▶ _Your instructions_
Retype the data that follows line by line, exactly, and leave its pictures out.

--

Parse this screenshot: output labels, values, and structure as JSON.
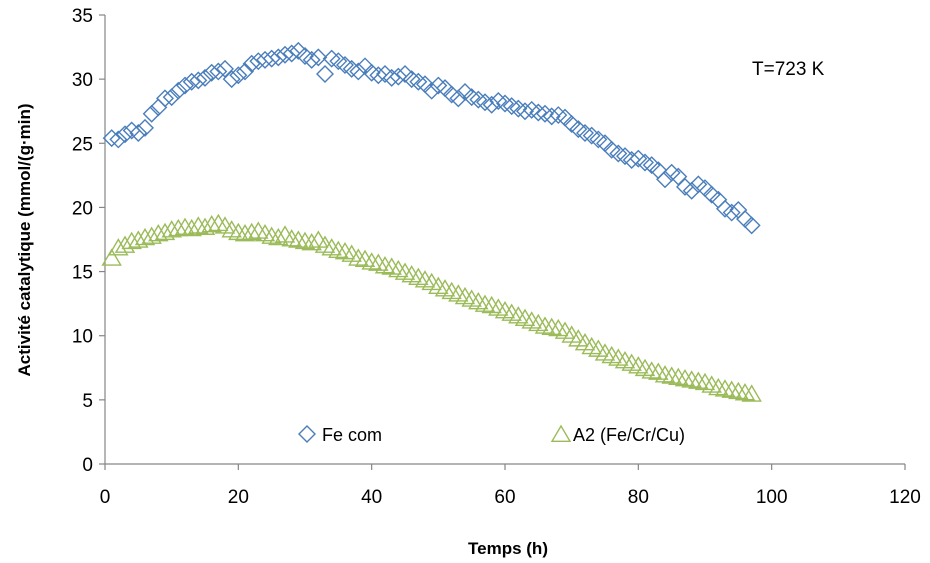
{
  "chart_data": {
    "type": "scatter",
    "xlabel": "Temps (h)",
    "ylabel": "Activité catalytique  (mmol/(g·min)",
    "xlim": [
      0,
      120
    ],
    "ylim": [
      0,
      35
    ],
    "xticks": [
      0,
      20,
      40,
      60,
      80,
      100,
      120
    ],
    "yticks": [
      0,
      5,
      10,
      15,
      20,
      25,
      30,
      35
    ],
    "grid": false,
    "legend_position": "bottom-inside",
    "annotation": "T=723 K",
    "series": [
      {
        "name": "Fe com",
        "marker": "diamond",
        "color": "#4A7EBB",
        "x": [
          1,
          2,
          3,
          4,
          5,
          6,
          7,
          8,
          9,
          10,
          11,
          12,
          13,
          14,
          15,
          16,
          17,
          18,
          19,
          20,
          21,
          22,
          23,
          24,
          25,
          26,
          27,
          28,
          29,
          30,
          31,
          32,
          33,
          34,
          35,
          36,
          37,
          38,
          39,
          40,
          41,
          42,
          43,
          44,
          45,
          46,
          47,
          48,
          49,
          50,
          51,
          52,
          53,
          54,
          55,
          56,
          57,
          58,
          59,
          60,
          61,
          62,
          63,
          64,
          65,
          66,
          67,
          68,
          69,
          70,
          71,
          72,
          73,
          74,
          75,
          76,
          77,
          78,
          79,
          80,
          81,
          82,
          83,
          84,
          85,
          86,
          87,
          88,
          89,
          90,
          91,
          92,
          93,
          94,
          95,
          96,
          97
        ],
        "y": [
          25.4,
          25.3,
          25.7,
          26.0,
          25.8,
          26.2,
          27.3,
          27.8,
          28.5,
          28.6,
          29.1,
          29.5,
          29.8,
          29.9,
          30.1,
          30.5,
          30.6,
          30.8,
          30.0,
          30.3,
          30.6,
          31.2,
          31.4,
          31.5,
          31.6,
          31.7,
          31.9,
          32.0,
          32.2,
          31.8,
          31.5,
          31.7,
          30.4,
          31.6,
          31.4,
          31.1,
          30.8,
          30.6,
          31.0,
          30.5,
          30.3,
          30.4,
          30.1,
          30.2,
          30.4,
          30.0,
          29.8,
          29.6,
          29.1,
          29.5,
          29.3,
          28.8,
          28.5,
          29.0,
          28.6,
          28.4,
          28.2,
          28.0,
          28.3,
          28.1,
          27.9,
          27.7,
          27.5,
          27.6,
          27.4,
          27.3,
          27.1,
          27.2,
          27.0,
          26.5,
          26.1,
          25.8,
          25.6,
          25.3,
          25.0,
          24.5,
          24.2,
          24.0,
          23.7,
          23.8,
          23.5,
          23.3,
          22.9,
          22.2,
          22.7,
          22.4,
          21.6,
          21.3,
          21.8,
          21.5,
          21.0,
          20.6,
          19.9,
          19.6,
          19.8,
          19.1,
          18.6
        ]
      },
      {
        "name": "A2 (Fe/Cr/Cu)",
        "marker": "triangle",
        "color": "#9BBB59",
        "x": [
          1,
          2,
          3,
          4,
          5,
          6,
          7,
          8,
          9,
          10,
          11,
          12,
          13,
          14,
          15,
          16,
          17,
          18,
          19,
          20,
          21,
          22,
          23,
          24,
          25,
          26,
          27,
          28,
          29,
          30,
          31,
          32,
          33,
          34,
          35,
          36,
          37,
          38,
          39,
          40,
          41,
          42,
          43,
          44,
          45,
          46,
          47,
          48,
          49,
          50,
          51,
          52,
          53,
          54,
          55,
          56,
          57,
          58,
          59,
          60,
          61,
          62,
          63,
          64,
          65,
          66,
          67,
          68,
          69,
          70,
          71,
          72,
          73,
          74,
          75,
          76,
          77,
          78,
          79,
          80,
          81,
          82,
          83,
          84,
          85,
          86,
          87,
          88,
          89,
          90,
          91,
          92,
          93,
          94,
          95,
          96,
          97
        ],
        "y": [
          16.0,
          16.8,
          17.0,
          17.3,
          17.4,
          17.6,
          17.7,
          17.9,
          18.0,
          18.2,
          18.3,
          18.4,
          18.3,
          18.5,
          18.4,
          18.6,
          18.7,
          18.5,
          18.2,
          18.0,
          17.9,
          18.0,
          18.1,
          17.9,
          17.7,
          17.6,
          17.8,
          17.5,
          17.4,
          17.3,
          17.2,
          17.4,
          17.0,
          16.8,
          16.6,
          16.5,
          16.3,
          16.0,
          15.9,
          15.7,
          15.6,
          15.4,
          15.3,
          15.1,
          14.9,
          14.7,
          14.5,
          14.3,
          14.1,
          13.8,
          13.6,
          13.4,
          13.2,
          13.0,
          12.8,
          12.6,
          12.4,
          12.3,
          12.1,
          11.9,
          11.7,
          11.5,
          11.3,
          11.1,
          10.9,
          10.7,
          10.6,
          10.5,
          10.3,
          10.0,
          9.7,
          9.4,
          9.1,
          8.9,
          8.6,
          8.4,
          8.2,
          8.0,
          7.8,
          7.6,
          7.4,
          7.2,
          7.1,
          6.9,
          6.8,
          6.7,
          6.6,
          6.5,
          6.4,
          6.3,
          6.1,
          5.9,
          5.8,
          5.7,
          5.6,
          5.5,
          5.4
        ]
      }
    ]
  }
}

--

▶ _Reply to the exercise_
Parse this screenshot: output labels, values, and structure as JSON.
{
  "chart_data": {
    "type": "scatter",
    "xlabel": "Temps (h)",
    "ylabel": "Activité catalytique  (mmol/(g·min)",
    "xlim": [
      0,
      120
    ],
    "ylim": [
      0,
      35
    ],
    "xticks": [
      0,
      20,
      40,
      60,
      80,
      100,
      120
    ],
    "yticks": [
      0,
      5,
      10,
      15,
      20,
      25,
      30,
      35
    ],
    "grid": false,
    "legend_position": "bottom-inside",
    "annotation": "T=723 K",
    "series": [
      {
        "name": "Fe com",
        "marker": "diamond",
        "color": "#4A7EBB",
        "x": [
          1,
          2,
          3,
          4,
          5,
          6,
          7,
          8,
          9,
          10,
          11,
          12,
          13,
          14,
          15,
          16,
          17,
          18,
          19,
          20,
          21,
          22,
          23,
          24,
          25,
          26,
          27,
          28,
          29,
          30,
          31,
          32,
          33,
          34,
          35,
          36,
          37,
          38,
          39,
          40,
          41,
          42,
          43,
          44,
          45,
          46,
          47,
          48,
          49,
          50,
          51,
          52,
          53,
          54,
          55,
          56,
          57,
          58,
          59,
          60,
          61,
          62,
          63,
          64,
          65,
          66,
          67,
          68,
          69,
          70,
          71,
          72,
          73,
          74,
          75,
          76,
          77,
          78,
          79,
          80,
          81,
          82,
          83,
          84,
          85,
          86,
          87,
          88,
          89,
          90,
          91,
          92,
          93,
          94,
          95,
          96,
          97
        ],
        "y": [
          25.4,
          25.3,
          25.7,
          26.0,
          25.8,
          26.2,
          27.3,
          27.8,
          28.5,
          28.6,
          29.1,
          29.5,
          29.8,
          29.9,
          30.1,
          30.5,
          30.6,
          30.8,
          30.0,
          30.3,
          30.6,
          31.2,
          31.4,
          31.5,
          31.6,
          31.7,
          31.9,
          32.0,
          32.2,
          31.8,
          31.5,
          31.7,
          30.4,
          31.6,
          31.4,
          31.1,
          30.8,
          30.6,
          31.0,
          30.5,
          30.3,
          30.4,
          30.1,
          30.2,
          30.4,
          30.0,
          29.8,
          29.6,
          29.1,
          29.5,
          29.3,
          28.8,
          28.5,
          29.0,
          28.6,
          28.4,
          28.2,
          28.0,
          28.3,
          28.1,
          27.9,
          27.7,
          27.5,
          27.6,
          27.4,
          27.3,
          27.1,
          27.2,
          27.0,
          26.5,
          26.1,
          25.8,
          25.6,
          25.3,
          25.0,
          24.5,
          24.2,
          24.0,
          23.7,
          23.8,
          23.5,
          23.3,
          22.9,
          22.2,
          22.7,
          22.4,
          21.6,
          21.3,
          21.8,
          21.5,
          21.0,
          20.6,
          19.9,
          19.6,
          19.8,
          19.1,
          18.6
        ]
      },
      {
        "name": "A2 (Fe/Cr/Cu)",
        "marker": "triangle",
        "color": "#9BBB59",
        "x": [
          1,
          2,
          3,
          4,
          5,
          6,
          7,
          8,
          9,
          10,
          11,
          12,
          13,
          14,
          15,
          16,
          17,
          18,
          19,
          20,
          21,
          22,
          23,
          24,
          25,
          26,
          27,
          28,
          29,
          30,
          31,
          32,
          33,
          34,
          35,
          36,
          37,
          38,
          39,
          40,
          41,
          42,
          43,
          44,
          45,
          46,
          47,
          48,
          49,
          50,
          51,
          52,
          53,
          54,
          55,
          56,
          57,
          58,
          59,
          60,
          61,
          62,
          63,
          64,
          65,
          66,
          67,
          68,
          69,
          70,
          71,
          72,
          73,
          74,
          75,
          76,
          77,
          78,
          79,
          80,
          81,
          82,
          83,
          84,
          85,
          86,
          87,
          88,
          89,
          90,
          91,
          92,
          93,
          94,
          95,
          96,
          97
        ],
        "y": [
          16.0,
          16.8,
          17.0,
          17.3,
          17.4,
          17.6,
          17.7,
          17.9,
          18.0,
          18.2,
          18.3,
          18.4,
          18.3,
          18.5,
          18.4,
          18.6,
          18.7,
          18.5,
          18.2,
          18.0,
          17.9,
          18.0,
          18.1,
          17.9,
          17.7,
          17.6,
          17.8,
          17.5,
          17.4,
          17.3,
          17.2,
          17.4,
          17.0,
          16.8,
          16.6,
          16.5,
          16.3,
          16.0,
          15.9,
          15.7,
          15.6,
          15.4,
          15.3,
          15.1,
          14.9,
          14.7,
          14.5,
          14.3,
          14.1,
          13.8,
          13.6,
          13.4,
          13.2,
          13.0,
          12.8,
          12.6,
          12.4,
          12.3,
          12.1,
          11.9,
          11.7,
          11.5,
          11.3,
          11.1,
          10.9,
          10.7,
          10.6,
          10.5,
          10.3,
          10.0,
          9.7,
          9.4,
          9.1,
          8.9,
          8.6,
          8.4,
          8.2,
          8.0,
          7.8,
          7.6,
          7.4,
          7.2,
          7.1,
          6.9,
          6.8,
          6.7,
          6.6,
          6.5,
          6.4,
          6.3,
          6.1,
          5.9,
          5.8,
          5.7,
          5.6,
          5.5,
          5.4
        ]
      }
    ]
  }
}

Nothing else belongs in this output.